Each entry below is to be duplicated verbatim.

·····

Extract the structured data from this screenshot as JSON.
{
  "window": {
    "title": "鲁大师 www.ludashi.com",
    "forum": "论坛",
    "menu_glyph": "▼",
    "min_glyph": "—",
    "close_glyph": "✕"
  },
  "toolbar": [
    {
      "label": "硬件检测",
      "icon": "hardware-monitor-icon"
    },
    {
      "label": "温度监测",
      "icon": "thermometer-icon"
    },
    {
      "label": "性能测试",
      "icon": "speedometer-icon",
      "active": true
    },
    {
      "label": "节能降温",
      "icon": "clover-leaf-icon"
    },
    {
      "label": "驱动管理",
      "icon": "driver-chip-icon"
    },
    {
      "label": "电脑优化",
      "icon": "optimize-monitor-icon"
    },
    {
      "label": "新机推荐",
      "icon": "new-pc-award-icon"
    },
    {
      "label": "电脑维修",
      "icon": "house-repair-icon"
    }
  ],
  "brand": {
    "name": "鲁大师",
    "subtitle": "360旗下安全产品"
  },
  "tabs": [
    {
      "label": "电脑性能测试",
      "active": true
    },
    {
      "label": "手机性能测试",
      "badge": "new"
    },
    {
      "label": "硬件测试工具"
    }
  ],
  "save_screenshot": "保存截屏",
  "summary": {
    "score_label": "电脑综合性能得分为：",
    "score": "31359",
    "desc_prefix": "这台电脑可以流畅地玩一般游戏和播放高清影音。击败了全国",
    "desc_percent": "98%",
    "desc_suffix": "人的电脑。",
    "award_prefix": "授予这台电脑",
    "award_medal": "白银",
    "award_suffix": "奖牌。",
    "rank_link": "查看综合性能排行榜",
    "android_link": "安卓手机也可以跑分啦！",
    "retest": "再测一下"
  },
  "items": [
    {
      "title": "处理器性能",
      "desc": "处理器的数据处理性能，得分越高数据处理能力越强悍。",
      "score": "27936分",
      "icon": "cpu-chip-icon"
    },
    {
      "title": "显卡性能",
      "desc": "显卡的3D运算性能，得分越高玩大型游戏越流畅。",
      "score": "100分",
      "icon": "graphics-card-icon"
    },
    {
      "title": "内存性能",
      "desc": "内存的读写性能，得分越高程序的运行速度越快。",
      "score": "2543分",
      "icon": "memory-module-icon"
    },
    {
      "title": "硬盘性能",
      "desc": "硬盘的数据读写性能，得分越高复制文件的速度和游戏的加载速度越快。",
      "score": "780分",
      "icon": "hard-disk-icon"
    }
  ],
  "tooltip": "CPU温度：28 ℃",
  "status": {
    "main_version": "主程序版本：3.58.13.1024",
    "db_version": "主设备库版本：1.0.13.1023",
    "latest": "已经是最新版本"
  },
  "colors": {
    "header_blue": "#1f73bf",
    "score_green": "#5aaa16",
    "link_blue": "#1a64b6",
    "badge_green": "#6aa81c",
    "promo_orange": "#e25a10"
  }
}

·····

> **Exercise output**
Extract the structured data from this screenshot as JSON.
{
  "window": {
    "title": "鲁大师 www.ludashi.com",
    "forum": "论坛",
    "menu_glyph": "▼",
    "min_glyph": "—",
    "close_glyph": "✕"
  },
  "toolbar": [
    {
      "label": "硬件检测",
      "icon": "hardware-monitor-icon"
    },
    {
      "label": "温度监测",
      "icon": "thermometer-icon"
    },
    {
      "label": "性能测试",
      "icon": "speedometer-icon",
      "active": true
    },
    {
      "label": "节能降温",
      "icon": "clover-leaf-icon"
    },
    {
      "label": "驱动管理",
      "icon": "driver-chip-icon"
    },
    {
      "label": "电脑优化",
      "icon": "optimize-monitor-icon"
    },
    {
      "label": "新机推荐",
      "icon": "new-pc-award-icon"
    },
    {
      "label": "电脑维修",
      "icon": "house-repair-icon"
    }
  ],
  "brand": {
    "name": "鲁大师",
    "subtitle": "360旗下安全产品"
  },
  "tabs": [
    {
      "label": "电脑性能测试",
      "active": true
    },
    {
      "label": "手机性能测试",
      "badge": "new"
    },
    {
      "label": "硬件测试工具"
    }
  ],
  "save_screenshot": "保存截屏",
  "summary": {
    "score_label": "电脑综合性能得分为：",
    "score": "31359",
    "desc_prefix": "这台电脑可以流畅地玩一般游戏和播放高清影音。击败了全国",
    "desc_percent": "98%",
    "desc_suffix": "人的电脑。",
    "award_prefix": "授予这台电脑",
    "award_medal": "白银",
    "award_suffix": "奖牌。",
    "rank_link": "查看综合性能排行榜",
    "android_link": "安卓手机也可以跑分啦！",
    "retest": "再测一下"
  },
  "items": [
    {
      "title": "处理器性能",
      "desc": "处理器的数据处理性能，得分越高数据处理能力越强悍。",
      "score": "27936分",
      "icon": "cpu-chip-icon"
    },
    {
      "title": "显卡性能",
      "desc": "显卡的3D运算性能，得分越高玩大型游戏越流畅。",
      "score": "100分",
      "icon": "graphics-card-icon"
    },
    {
      "title": "内存性能",
      "desc": "内存的读写性能，得分越高程序的运行速度越快。",
      "score": "2543分",
      "icon": "memory-module-icon"
    },
    {
      "title": "硬盘性能",
      "desc": "硬盘的数据读写性能，得分越高复制文件的速度和游戏的加载速度越快。",
      "score": "780分",
      "icon": "hard-disk-icon"
    }
  ],
  "tooltip": "CPU温度：28 ℃",
  "status": {
    "main_version": "主程序版本：3.58.13.1024",
    "db_version": "主设备库版本：1.0.13.1023",
    "latest": "已经是最新版本"
  },
  "colors": {
    "header_blue": "#1f73bf",
    "score_green": "#5aaa16",
    "link_blue": "#1a64b6",
    "badge_green": "#6aa81c",
    "promo_orange": "#e25a10"
  }
}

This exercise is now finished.